* _GIVEN TASK_
Your answer should be only a number: how many lines include the word "without".

▶

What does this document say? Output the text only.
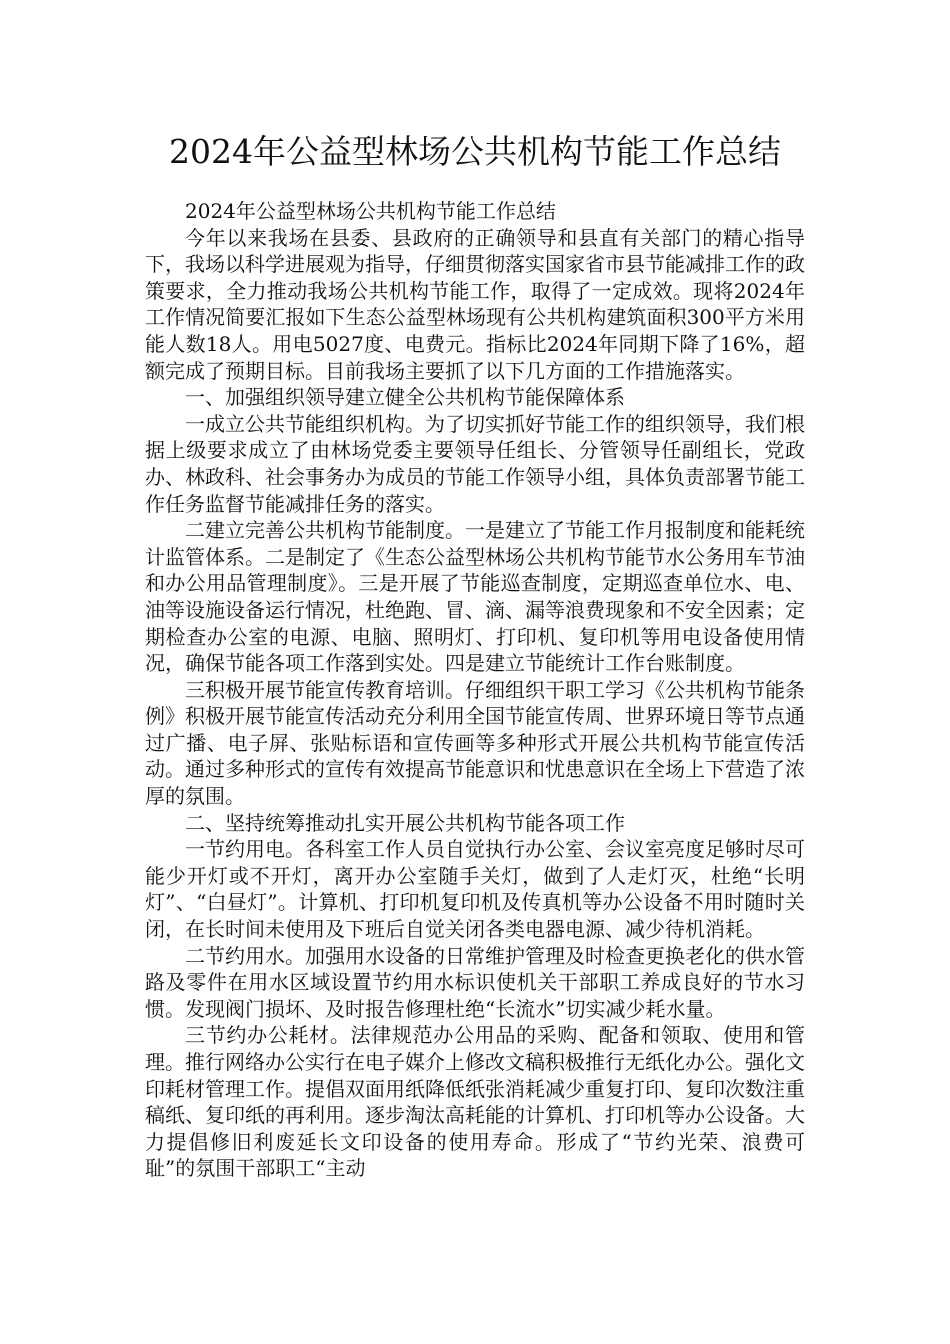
2024年公益型林场公共机构节能工作总结

2024年公益型林场公共机构节能工作总结

今年以来我场在县委、县政府的正确领导和县直有关部门的精心指导下，我场以科学进展观为指导，仔细贯彻落实国家省市县节能减排工作的政策要求，全力推动我场公共机构节能工作，取得了一定成效。现将2024年工作情况简要汇报如下生态公益型林场现有公共机构建筑面积300平方米用能人数18人。用电5027度、电费元。指标比2024年同期下降了16%，超额完成了预期目标。目前我场主要抓了以下几方面的工作措施落实。

一、加强组织领导建立健全公共机构节能保障体系

一成立公共节能组织机构。为了切实抓好节能工作的组织领导，我们根据上级要求成立了由林场党委主要领导任组长、分管领导任副组长，党政办、林政科、社会事务办为成员的节能工作领导小组，具体负责部署节能工作任务监督节能减排任务的落实。

二建立完善公共机构节能制度。一是建立了节能工作月报制度和能耗统计监管体系。二是制定了《生态公益型林场公共机构节能节水公务用车节油和办公用品管理制度》。三是开展了节能巡查制度，定期巡查单位水、电、油等设施设备运行情况，杜绝跑、冒、滴、漏等浪费现象和不安全因素；定期检查办公室的电源、电脑、照明灯、打印机、复印机等用电设备使用情况，确保节能各项工作落到实处。四是建立节能统计工作台账制度。

三积极开展节能宣传教育培训。仔细组织干职工学习《公共机构节能条例》积极开展节能宣传活动充分利用全国节能宣传周、世界环境日等节点通过广播、电子屏、张贴标语和宣传画等多种形式开展公共机构节能宣传活动。通过多种形式的宣传有效提高节能意识和忧患意识在全场上下营造了浓厚的氛围。

二、坚持统筹推动扎实开展公共机构节能各项工作

一节约用电。各科室工作人员自觉执行办公室、会议室亮度足够时尽可能少开灯或不开灯，离开办公室随手关灯，做到了人走灯灭，杜绝“长明灯”、“白昼灯”。计算机、打印机复印机及传真机等办公设备不用时随时关闭，在长时间未使用及下班后自觉关闭各类电器电源、减少待机消耗。

二节约用水。加强用水设备的日常维护管理及时检查更换老化的供水管路及零件在用水区域设置节约用水标识使机关干部职工养成良好的节水习惯。发现阀门损坏、及时报告修理杜绝“长流水”切实减少耗水量。

三节约办公耗材。法律规范办公用品的采购、配备和领取、使用和管理。推行网络办公实行在电子媒介上修改文稿积极推行无纸化办公。强化文印耗材管理工作。提倡双面用纸降低纸张消耗减少重复打印、复印次数注重稿纸、复印纸的再利用。逐步淘汰高耗能的计算机、打印机等办公设备。大力提倡修旧利废延长文印设备的使用寿命。形成了“节约光荣、浪费可耻”的氛围干部职工“主动
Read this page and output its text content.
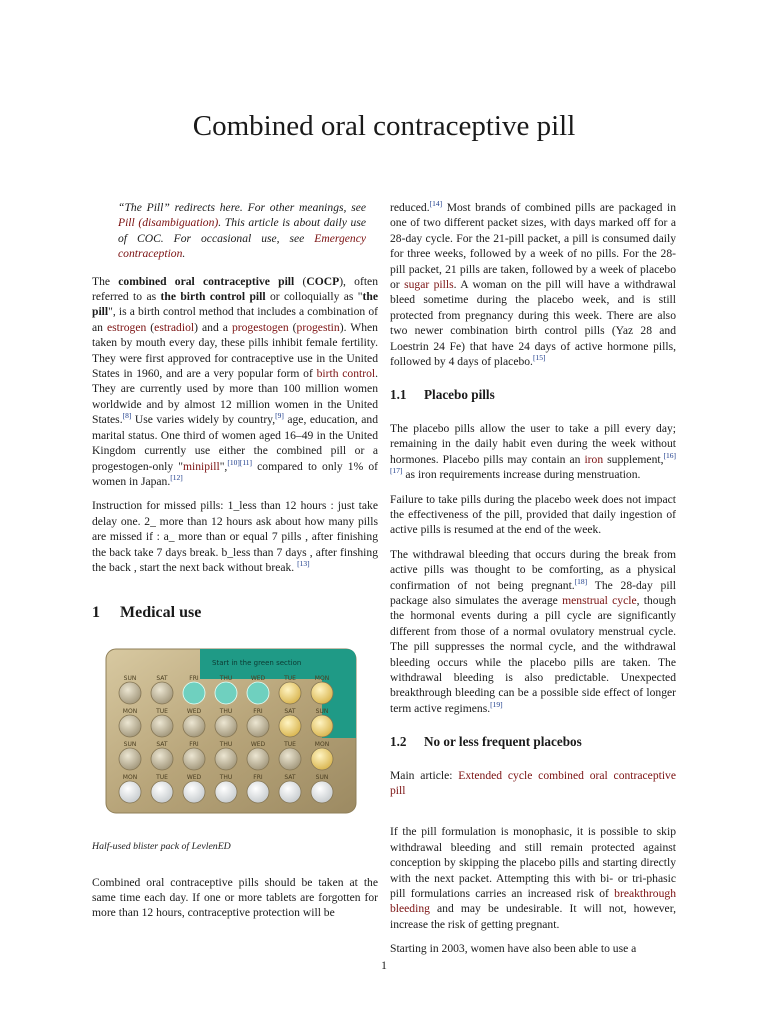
Combined oral contraceptive pill

“The Pill” redirects here. For other meanings, see Pill (disambiguation). This article is about daily use of COC. For occasional use, see Emergency contraception.

The combined oral contraceptive pill (COCP), often referred to as the birth control pill or colloquially as "the pill", is a birth control method that includes a combination of an estrogen (estradiol) and a progestogen (progestin). When taken by mouth every day, these pills inhibit female fertility. They were first approved for contraceptive use in the United States in 1960, and are a very popular form of birth control. They are currently used by more than 100 million women worldwide and by almost 12 million women in the United States.[8] Use varies widely by country,[9] age, education, and marital status. One third of women aged 16–49 in the United Kingdom currently use either the combined pill or a progestogen-only "minipill",[10][11] compared to only 1% of women in Japan.[12]

Instruction for missed pills: 1_less than 12 hours : just take delay one. 2_ more than 12 hours ask about how many pills are missed if : a_ more than or equal 7 pills , after finishing the back take 7 days break. b_less than 7 days , after finshing the back , start the next back without break. [13]

1 Medical use
Start in the green section
SUN	SAT	FRI	THU	WED	TUE	MON
MON	TUE	WED	THU	FRI	SAT	SUN
SUN	SAT	FRI	THU	WED	TUE	MON
MON	TUE	WED	THU	FRI	SAT	SUN

Half-used blister pack of LevlenED

Combined oral contraceptive pills should be taken at the same time each day. If one or more tablets are forgotten for more than 12 hours, contraceptive protection will be

reduced.[14] Most brands of combined pills are packaged in one of two different packet sizes, with days marked off for a 28-day cycle. For the 21-pill packet, a pill is consumed daily for three weeks, followed by a week of no pills. For the 28-pill packet, 21 pills are taken, followed by a week of placebo or sugar pills. A woman on the pill will have a withdrawal bleed sometime during the placebo week, and is still protected from pregnancy during this week. There are also two newer combination birth control pills (Yaz 28 and Loestrin 24 Fe) that have 24 days of active hormone pills, followed by 4 days of placebo.[15]

1.1 Placebo pills

The placebo pills allow the user to take a pill every day; remaining in the daily habit even during the week without hormones. Placebo pills may contain an iron supplement,[16][17] as iron requirements increase during menstruation.

Failure to take pills during the placebo week does not impact the effectiveness of the pill, provided that daily ingestion of active pills is resumed at the end of the week.

The withdrawal bleeding that occurs during the break from active pills was thought to be comforting, as a physical confirmation of not being pregnant.[18] The 28-day pill package also simulates the average menstrual cycle, though the hormonal events during a pill cycle are significantly different from those of a normal ovulatory menstrual cycle. The pill suppresses the normal cycle, and the withdrawal bleeding occurs while the placebo pills are taken. The withdrawal bleeding is also predictable. Unexpected breakthrough bleeding can be a possible side effect of longer term active regimens.[19]

1.2 No or less frequent placebos

Main article: Extended cycle combined oral contraceptive pill

If the pill formulation is monophasic, it is possible to skip withdrawal bleeding and still remain protected against conception by skipping the placebo pills and starting directly with the next packet. Attempting this with bi- or tri-phasic pill formulations carries an increased risk of breakthrough bleeding and may be undesirable. It will not, however, increase the risk of getting pregnant.

Starting in 2003, women have also been able to use a

1
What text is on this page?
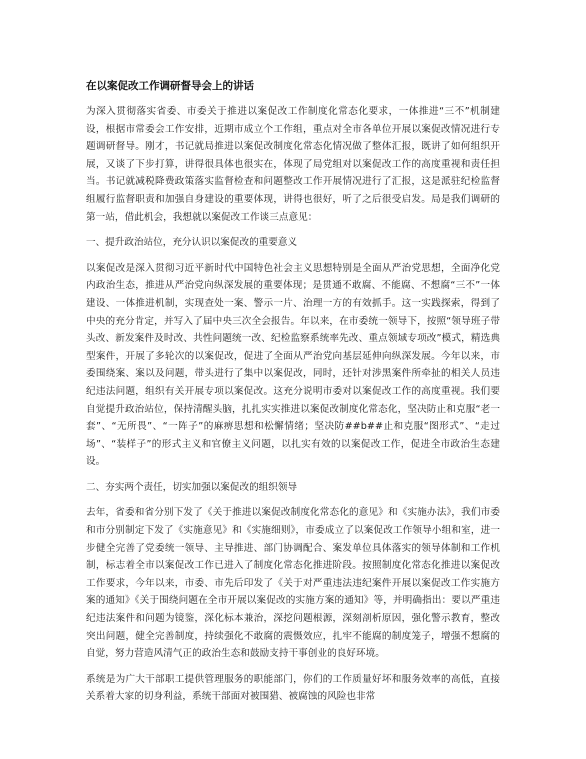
在以案促改工作调研督导会上的讲话

为深入贯彻落实省委、市委关于推进以案促改工作制度化常态化要求，一体推进“三不”机制建设，根据市常委会工作安排，近期市成立个工作组，重点对全市各单位开展以案促改情况进行专题调研督导。刚才，书记就局推进以案促改制度化常态化情况做了整体汇报，既讲了如何组织开展，又谈了下步打算，讲得很具体也很实在，体现了局党组对以案促改工作的高度重视和责任担当。书记就减税降费政策落实监督检查和问题整改工作开展情况进行了汇报，这是派驻纪检监督组履行监督职责和加强自身建设的重要体现，讲得也很好，听了之后很受启发。局是我们调研的第一站，借此机会，我想就以案促改工作谈三点意见：

一、提升政治站位，充分认识以案促改的重要意义

以案促改是深入贯彻习近平新时代中国特色社会主义思想特别是全面从严治党思想，全面净化党内政治生态，推进从严治党向纵深发展的重要体现；是贯通不敢腐、不能腐、不想腐“三不”一体建设、一体推进机制，实现查处一案、警示一片、治理一方的有效抓手。这一实践探索，得到了中央的充分肯定，并写入了届中央三次全会报告。年以来，在市委统一领导下，按照“领导班子带头改、新发案件及时改、共性问题统一改、纪检监察系统率先改、重点领域专项改”模式，精选典型案件，开展了多轮次的以案促改，促进了全面从严治党向基层延伸向纵深发展。今年以来，市委围绕案、案以及问题，带头进行了集中以案促改，同时，还针对涉黑案件所牵扯的相关人员违纪违法问题，组织有关开展专项以案促改。这充分说明市委对以案促改工作的高度重视。我们要自觉提升政治站位，保持清醒头脑，扎扎实实推进以案促改制度化常态化，坚决防止和克服“老一套”、“无所畏”、“一阵子”的麻痹思想和松懈情绪；坚决防##b##止和克服“图形式”、“走过场”、“装样子”的形式主义和官僚主义问题，以扎实有效的以案促改工作，促进全市政治生态建设。

二、夯实两个责任，切实加强以案促改的组织领导

去年，省委和省分别下发了《关于推进以案促改制度化常态化的意见》和《实施办法》，我们市委和市分别制定下发了《实施意见》和《实施细则》，市委成立了以案促改工作领导小组和室，进一步健全完善了党委统一领导、主导推进、部门协调配合、案发单位具体落实的领导体制和工作机制，标志着全市以案促改工作已进入了制度化常态化推进阶段。按照制度化常态化推进以案促改工作要求，今年以来，市委、市先后印发了《关于对严重违法违纪案件开展以案促改工作实施方案的通知》《关于围绕问题在全市开展以案促改的实施方案的通知》等，并明确指出：要以严重违纪违法案件和问题为镜鉴，深化标本兼治，深挖问题根源，深刻剖析原因，强化警示教育，整改突出问题，健全完善制度，持续强化不敢腐的震慑效应，扎牢不能腐的制度笼子，增强不想腐的自觉，努力营造风清气正的政治生态和鼓励支持干事创业的良好环境。

系统是为广大干部职工提供管理服务的职能部门，你们的工作质量好坏和服务效率的高低，直接关系着大家的切身利益，系统干部面对被围猎、被腐蚀的风险也非常
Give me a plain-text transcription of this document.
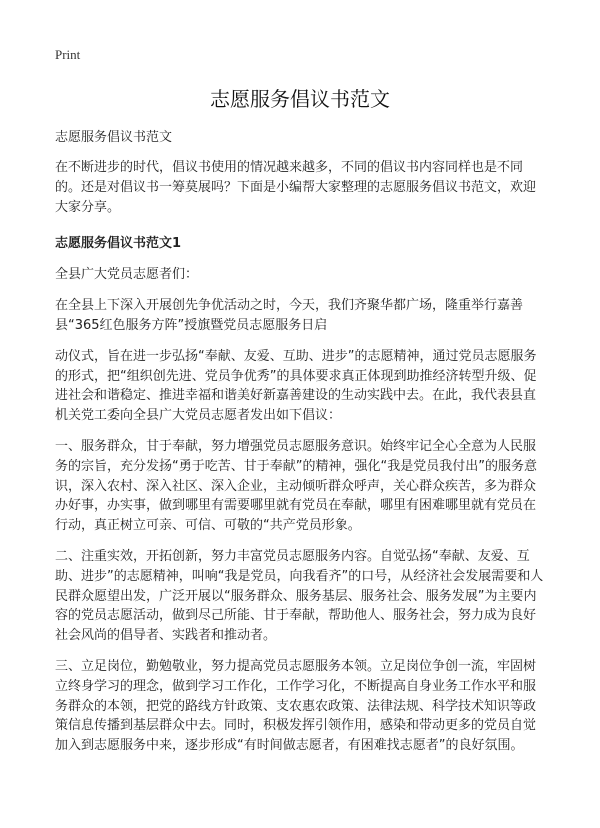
Print
志愿服务倡议书范文

志愿服务倡议书范文

在不断进步的时代，倡议书使用的情况越来越多，不同的倡议书内容同样也是不同的。还是对倡议书一筹莫展吗？下面是小编帮大家整理的志愿服务倡议书范文，欢迎大家分享。

志愿服务倡议书范文1

全县广大党员志愿者们：

在全县上下深入开展创先争优活动之时，今天，我们齐聚华都广场，隆重举行嘉善县“365红色服务方阵”授旗暨党员志愿服务日启

动仪式，旨在进一步弘扬“奉献、友爱、互助、进步”的志愿精神，通过党员志愿服务的形式，把“组织创先进、党员争优秀”的具体要求真正体现到助推经济转型升级、促进社会和谐稳定、推进幸福和谐美好新嘉善建设的生动实践中去。在此，我代表县直机关党工委向全县广大党员志愿者发出如下倡议：

一、服务群众，甘于奉献，努力增强党员志愿服务意识。始终牢记全心全意为人民服务的宗旨，充分发扬“勇于吃苦、甘于奉献”的精神，强化“我是党员我付出”的服务意识，深入农村、深入社区、深入企业，主动倾听群众呼声，关心群众疾苦，多为群众办好事，办实事，做到哪里有需要哪里就有党员在奉献，哪里有困难哪里就有党员在行动，真正树立可亲、可信、可敬的“共产党员形象。

二、注重实效，开拓创新，努力丰富党员志愿服务内容。自觉弘扬“奉献、友爱、互助、进步”的志愿精神，叫响“我是党员，向我看齐”的口号，从经济社会发展需要和人民群众愿望出发，广泛开展以“服务群众、服务基层、服务社会、服务发展”为主要内容的党员志愿活动，做到尽己所能、甘于奉献，帮助他人、服务社会，努力成为良好社会风尚的倡导者、实践者和推动者。

三、立足岗位，勤勉敬业，努力提高党员志愿服务本领。立足岗位争创一流，牢固树立终身学习的理念，做到学习工作化，工作学习化，不断提高自身业务工作水平和服务群众的本领，把党的路线方针政策、支农惠农政策、法律法规、科学技术知识等政策信息传播到基层群众中去。同时，积极发挥引领作用，感染和带动更多的党员自觉加入到志愿服务中来，逐步形成“有时间做志愿者，有困难找志愿者”的良好氛围。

◀

* _ANSWER TO THE TASK_
2